Your task is to extract every entry that follows word for word while excluding the pictures.

Extracts from a graphics dataset —
## BEGIN
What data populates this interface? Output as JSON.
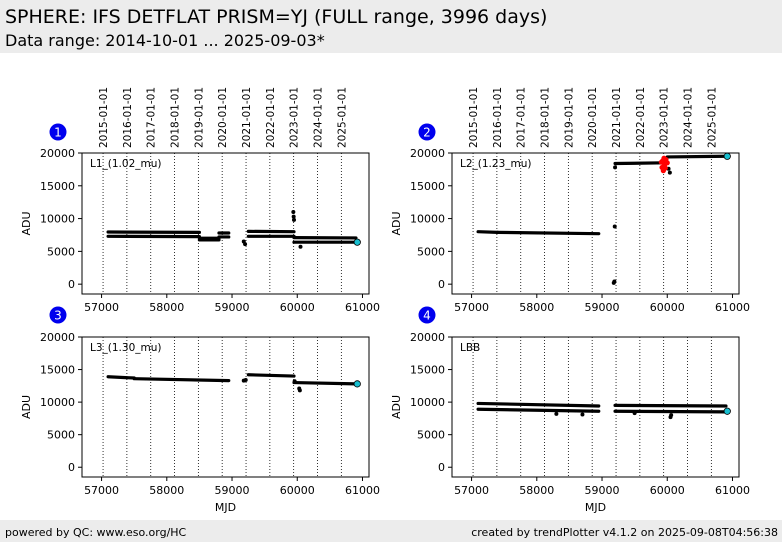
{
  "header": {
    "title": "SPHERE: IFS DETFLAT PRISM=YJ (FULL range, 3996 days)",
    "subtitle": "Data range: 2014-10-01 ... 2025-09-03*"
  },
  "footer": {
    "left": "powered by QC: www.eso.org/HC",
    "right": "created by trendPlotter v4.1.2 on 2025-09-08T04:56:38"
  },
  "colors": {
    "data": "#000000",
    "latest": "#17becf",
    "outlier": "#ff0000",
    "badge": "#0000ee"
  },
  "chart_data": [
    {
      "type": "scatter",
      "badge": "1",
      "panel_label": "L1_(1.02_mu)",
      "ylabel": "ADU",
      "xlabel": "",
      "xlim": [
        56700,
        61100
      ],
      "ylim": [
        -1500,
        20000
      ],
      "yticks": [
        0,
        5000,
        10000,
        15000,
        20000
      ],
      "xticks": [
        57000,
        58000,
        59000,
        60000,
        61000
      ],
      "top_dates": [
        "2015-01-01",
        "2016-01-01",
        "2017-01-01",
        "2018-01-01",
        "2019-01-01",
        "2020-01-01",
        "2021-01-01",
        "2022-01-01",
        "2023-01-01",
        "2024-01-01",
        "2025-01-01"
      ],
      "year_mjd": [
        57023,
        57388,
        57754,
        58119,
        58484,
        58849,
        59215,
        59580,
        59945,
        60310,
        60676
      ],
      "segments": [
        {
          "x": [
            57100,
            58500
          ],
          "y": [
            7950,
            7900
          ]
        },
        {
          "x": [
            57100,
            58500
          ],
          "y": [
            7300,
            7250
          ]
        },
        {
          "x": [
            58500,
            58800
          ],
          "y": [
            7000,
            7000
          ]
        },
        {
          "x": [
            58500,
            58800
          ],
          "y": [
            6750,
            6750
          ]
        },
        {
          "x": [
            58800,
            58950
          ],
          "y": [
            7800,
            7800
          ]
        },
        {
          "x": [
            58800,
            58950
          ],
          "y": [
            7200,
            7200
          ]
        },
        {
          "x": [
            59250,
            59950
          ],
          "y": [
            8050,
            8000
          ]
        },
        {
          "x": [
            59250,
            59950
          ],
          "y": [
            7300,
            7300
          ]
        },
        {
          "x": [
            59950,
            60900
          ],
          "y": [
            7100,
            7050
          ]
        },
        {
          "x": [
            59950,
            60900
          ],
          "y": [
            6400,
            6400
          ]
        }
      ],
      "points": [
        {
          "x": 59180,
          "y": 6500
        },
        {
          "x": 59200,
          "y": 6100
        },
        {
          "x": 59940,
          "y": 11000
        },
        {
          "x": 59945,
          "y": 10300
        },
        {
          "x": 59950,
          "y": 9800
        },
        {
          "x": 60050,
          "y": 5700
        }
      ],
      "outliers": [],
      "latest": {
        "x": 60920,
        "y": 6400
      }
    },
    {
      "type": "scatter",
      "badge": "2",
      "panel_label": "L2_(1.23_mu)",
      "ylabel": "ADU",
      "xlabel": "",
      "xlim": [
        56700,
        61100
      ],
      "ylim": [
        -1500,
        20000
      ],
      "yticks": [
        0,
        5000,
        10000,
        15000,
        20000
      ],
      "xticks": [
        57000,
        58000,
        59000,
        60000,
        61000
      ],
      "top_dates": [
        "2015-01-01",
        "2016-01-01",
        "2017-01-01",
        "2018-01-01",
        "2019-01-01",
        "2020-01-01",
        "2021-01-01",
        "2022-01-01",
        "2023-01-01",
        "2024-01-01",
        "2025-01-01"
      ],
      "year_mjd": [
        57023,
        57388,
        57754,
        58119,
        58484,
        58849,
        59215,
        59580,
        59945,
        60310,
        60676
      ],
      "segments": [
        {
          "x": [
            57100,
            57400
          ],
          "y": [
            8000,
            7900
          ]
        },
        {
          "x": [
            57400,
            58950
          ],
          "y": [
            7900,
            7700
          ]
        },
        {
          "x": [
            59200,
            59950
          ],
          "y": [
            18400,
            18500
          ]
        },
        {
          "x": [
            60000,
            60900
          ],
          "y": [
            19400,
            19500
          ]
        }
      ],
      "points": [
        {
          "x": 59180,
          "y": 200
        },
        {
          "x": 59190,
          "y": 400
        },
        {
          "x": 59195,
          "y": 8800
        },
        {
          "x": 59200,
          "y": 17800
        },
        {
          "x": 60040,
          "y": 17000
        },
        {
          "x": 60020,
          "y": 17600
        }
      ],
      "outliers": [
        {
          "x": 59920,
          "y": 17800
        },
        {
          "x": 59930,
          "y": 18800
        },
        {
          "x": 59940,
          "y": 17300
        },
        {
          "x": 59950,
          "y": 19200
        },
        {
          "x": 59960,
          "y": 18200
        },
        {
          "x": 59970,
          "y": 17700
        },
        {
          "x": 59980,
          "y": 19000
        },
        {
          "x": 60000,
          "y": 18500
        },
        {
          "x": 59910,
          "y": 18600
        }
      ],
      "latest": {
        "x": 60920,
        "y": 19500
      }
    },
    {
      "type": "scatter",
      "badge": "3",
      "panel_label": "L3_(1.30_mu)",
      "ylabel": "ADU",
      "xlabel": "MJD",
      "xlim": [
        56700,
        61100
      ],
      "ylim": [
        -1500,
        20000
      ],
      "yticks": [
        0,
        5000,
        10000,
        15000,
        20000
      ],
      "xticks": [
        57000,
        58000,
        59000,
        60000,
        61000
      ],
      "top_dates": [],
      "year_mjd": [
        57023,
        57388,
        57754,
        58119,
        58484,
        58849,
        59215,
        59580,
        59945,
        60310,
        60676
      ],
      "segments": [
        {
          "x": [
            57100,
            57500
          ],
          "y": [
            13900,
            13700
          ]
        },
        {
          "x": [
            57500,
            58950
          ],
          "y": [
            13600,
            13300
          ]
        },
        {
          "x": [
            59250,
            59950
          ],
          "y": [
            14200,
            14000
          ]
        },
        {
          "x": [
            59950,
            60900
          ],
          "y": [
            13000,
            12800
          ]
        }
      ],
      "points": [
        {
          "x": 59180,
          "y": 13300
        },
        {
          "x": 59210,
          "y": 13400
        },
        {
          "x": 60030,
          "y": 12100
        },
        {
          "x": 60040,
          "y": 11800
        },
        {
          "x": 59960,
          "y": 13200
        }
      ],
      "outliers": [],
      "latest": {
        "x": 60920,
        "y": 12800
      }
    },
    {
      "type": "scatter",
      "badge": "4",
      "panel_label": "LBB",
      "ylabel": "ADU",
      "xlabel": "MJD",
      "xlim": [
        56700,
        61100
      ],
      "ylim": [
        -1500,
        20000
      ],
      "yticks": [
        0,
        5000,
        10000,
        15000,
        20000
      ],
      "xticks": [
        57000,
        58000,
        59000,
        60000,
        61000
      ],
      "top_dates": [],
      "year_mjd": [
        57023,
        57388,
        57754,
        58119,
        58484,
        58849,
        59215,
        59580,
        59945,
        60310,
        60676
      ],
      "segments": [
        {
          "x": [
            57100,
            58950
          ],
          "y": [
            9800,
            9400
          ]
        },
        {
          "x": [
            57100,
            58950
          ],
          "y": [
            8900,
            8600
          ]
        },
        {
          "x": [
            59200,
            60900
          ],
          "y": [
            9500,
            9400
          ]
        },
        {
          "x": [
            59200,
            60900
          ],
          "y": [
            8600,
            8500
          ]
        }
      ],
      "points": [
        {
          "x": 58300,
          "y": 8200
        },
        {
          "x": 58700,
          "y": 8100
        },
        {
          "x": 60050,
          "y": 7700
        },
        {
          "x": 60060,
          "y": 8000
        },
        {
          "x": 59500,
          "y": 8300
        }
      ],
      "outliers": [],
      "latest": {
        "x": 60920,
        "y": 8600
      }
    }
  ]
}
## END
SOLUTION TO THIS EXERCISE —
What data populates this interface? Output as JSON.
{
  "header": {
    "title": "SPHERE: IFS DETFLAT PRISM=YJ (FULL range, 3996 days)",
    "subtitle": "Data range: 2014-10-01 ... 2025-09-03*"
  },
  "footer": {
    "left": "powered by QC: www.eso.org/HC",
    "right": "created by trendPlotter v4.1.2 on 2025-09-08T04:56:38"
  },
  "colors": {
    "data": "#000000",
    "latest": "#17becf",
    "outlier": "#ff0000",
    "badge": "#0000ee"
  },
  "chart_data": [
    {
      "type": "scatter",
      "badge": "1",
      "panel_label": "L1_(1.02_mu)",
      "ylabel": "ADU",
      "xlabel": "",
      "xlim": [
        56700,
        61100
      ],
      "ylim": [
        -1500,
        20000
      ],
      "yticks": [
        0,
        5000,
        10000,
        15000,
        20000
      ],
      "xticks": [
        57000,
        58000,
        59000,
        60000,
        61000
      ],
      "top_dates": [
        "2015-01-01",
        "2016-01-01",
        "2017-01-01",
        "2018-01-01",
        "2019-01-01",
        "2020-01-01",
        "2021-01-01",
        "2022-01-01",
        "2023-01-01",
        "2024-01-01",
        "2025-01-01"
      ],
      "year_mjd": [
        57023,
        57388,
        57754,
        58119,
        58484,
        58849,
        59215,
        59580,
        59945,
        60310,
        60676
      ],
      "segments": [
        {
          "x": [
            57100,
            58500
          ],
          "y": [
            7950,
            7900
          ]
        },
        {
          "x": [
            57100,
            58500
          ],
          "y": [
            7300,
            7250
          ]
        },
        {
          "x": [
            58500,
            58800
          ],
          "y": [
            7000,
            7000
          ]
        },
        {
          "x": [
            58500,
            58800
          ],
          "y": [
            6750,
            6750
          ]
        },
        {
          "x": [
            58800,
            58950
          ],
          "y": [
            7800,
            7800
          ]
        },
        {
          "x": [
            58800,
            58950
          ],
          "y": [
            7200,
            7200
          ]
        },
        {
          "x": [
            59250,
            59950
          ],
          "y": [
            8050,
            8000
          ]
        },
        {
          "x": [
            59250,
            59950
          ],
          "y": [
            7300,
            7300
          ]
        },
        {
          "x": [
            59950,
            60900
          ],
          "y": [
            7100,
            7050
          ]
        },
        {
          "x": [
            59950,
            60900
          ],
          "y": [
            6400,
            6400
          ]
        }
      ],
      "points": [
        {
          "x": 59180,
          "y": 6500
        },
        {
          "x": 59200,
          "y": 6100
        },
        {
          "x": 59940,
          "y": 11000
        },
        {
          "x": 59945,
          "y": 10300
        },
        {
          "x": 59950,
          "y": 9800
        },
        {
          "x": 60050,
          "y": 5700
        }
      ],
      "outliers": [],
      "latest": {
        "x": 60920,
        "y": 6400
      }
    },
    {
      "type": "scatter",
      "badge": "2",
      "panel_label": "L2_(1.23_mu)",
      "ylabel": "ADU",
      "xlabel": "",
      "xlim": [
        56700,
        61100
      ],
      "ylim": [
        -1500,
        20000
      ],
      "yticks": [
        0,
        5000,
        10000,
        15000,
        20000
      ],
      "xticks": [
        57000,
        58000,
        59000,
        60000,
        61000
      ],
      "top_dates": [
        "2015-01-01",
        "2016-01-01",
        "2017-01-01",
        "2018-01-01",
        "2019-01-01",
        "2020-01-01",
        "2021-01-01",
        "2022-01-01",
        "2023-01-01",
        "2024-01-01",
        "2025-01-01"
      ],
      "year_mjd": [
        57023,
        57388,
        57754,
        58119,
        58484,
        58849,
        59215,
        59580,
        59945,
        60310,
        60676
      ],
      "segments": [
        {
          "x": [
            57100,
            57400
          ],
          "y": [
            8000,
            7900
          ]
        },
        {
          "x": [
            57400,
            58950
          ],
          "y": [
            7900,
            7700
          ]
        },
        {
          "x": [
            59200,
            59950
          ],
          "y": [
            18400,
            18500
          ]
        },
        {
          "x": [
            60000,
            60900
          ],
          "y": [
            19400,
            19500
          ]
        }
      ],
      "points": [
        {
          "x": 59180,
          "y": 200
        },
        {
          "x": 59190,
          "y": 400
        },
        {
          "x": 59195,
          "y": 8800
        },
        {
          "x": 59200,
          "y": 17800
        },
        {
          "x": 60040,
          "y": 17000
        },
        {
          "x": 60020,
          "y": 17600
        }
      ],
      "outliers": [
        {
          "x": 59920,
          "y": 17800
        },
        {
          "x": 59930,
          "y": 18800
        },
        {
          "x": 59940,
          "y": 17300
        },
        {
          "x": 59950,
          "y": 19200
        },
        {
          "x": 59960,
          "y": 18200
        },
        {
          "x": 59970,
          "y": 17700
        },
        {
          "x": 59980,
          "y": 19000
        },
        {
          "x": 60000,
          "y": 18500
        },
        {
          "x": 59910,
          "y": 18600
        }
      ],
      "latest": {
        "x": 60920,
        "y": 19500
      }
    },
    {
      "type": "scatter",
      "badge": "3",
      "panel_label": "L3_(1.30_mu)",
      "ylabel": "ADU",
      "xlabel": "MJD",
      "xlim": [
        56700,
        61100
      ],
      "ylim": [
        -1500,
        20000
      ],
      "yticks": [
        0,
        5000,
        10000,
        15000,
        20000
      ],
      "xticks": [
        57000,
        58000,
        59000,
        60000,
        61000
      ],
      "top_dates": [],
      "year_mjd": [
        57023,
        57388,
        57754,
        58119,
        58484,
        58849,
        59215,
        59580,
        59945,
        60310,
        60676
      ],
      "segments": [
        {
          "x": [
            57100,
            57500
          ],
          "y": [
            13900,
            13700
          ]
        },
        {
          "x": [
            57500,
            58950
          ],
          "y": [
            13600,
            13300
          ]
        },
        {
          "x": [
            59250,
            59950
          ],
          "y": [
            14200,
            14000
          ]
        },
        {
          "x": [
            59950,
            60900
          ],
          "y": [
            13000,
            12800
          ]
        }
      ],
      "points": [
        {
          "x": 59180,
          "y": 13300
        },
        {
          "x": 59210,
          "y": 13400
        },
        {
          "x": 60030,
          "y": 12100
        },
        {
          "x": 60040,
          "y": 11800
        },
        {
          "x": 59960,
          "y": 13200
        }
      ],
      "outliers": [],
      "latest": {
        "x": 60920,
        "y": 12800
      }
    },
    {
      "type": "scatter",
      "badge": "4",
      "panel_label": "LBB",
      "ylabel": "ADU",
      "xlabel": "MJD",
      "xlim": [
        56700,
        61100
      ],
      "ylim": [
        -1500,
        20000
      ],
      "yticks": [
        0,
        5000,
        10000,
        15000,
        20000
      ],
      "xticks": [
        57000,
        58000,
        59000,
        60000,
        61000
      ],
      "top_dates": [],
      "year_mjd": [
        57023,
        57388,
        57754,
        58119,
        58484,
        58849,
        59215,
        59580,
        59945,
        60310,
        60676
      ],
      "segments": [
        {
          "x": [
            57100,
            58950
          ],
          "y": [
            9800,
            9400
          ]
        },
        {
          "x": [
            57100,
            58950
          ],
          "y": [
            8900,
            8600
          ]
        },
        {
          "x": [
            59200,
            60900
          ],
          "y": [
            9500,
            9400
          ]
        },
        {
          "x": [
            59200,
            60900
          ],
          "y": [
            8600,
            8500
          ]
        }
      ],
      "points": [
        {
          "x": 58300,
          "y": 8200
        },
        {
          "x": 58700,
          "y": 8100
        },
        {
          "x": 60050,
          "y": 7700
        },
        {
          "x": 60060,
          "y": 8000
        },
        {
          "x": 59500,
          "y": 8300
        }
      ],
      "outliers": [],
      "latest": {
        "x": 60920,
        "y": 8600
      }
    }
  ]
}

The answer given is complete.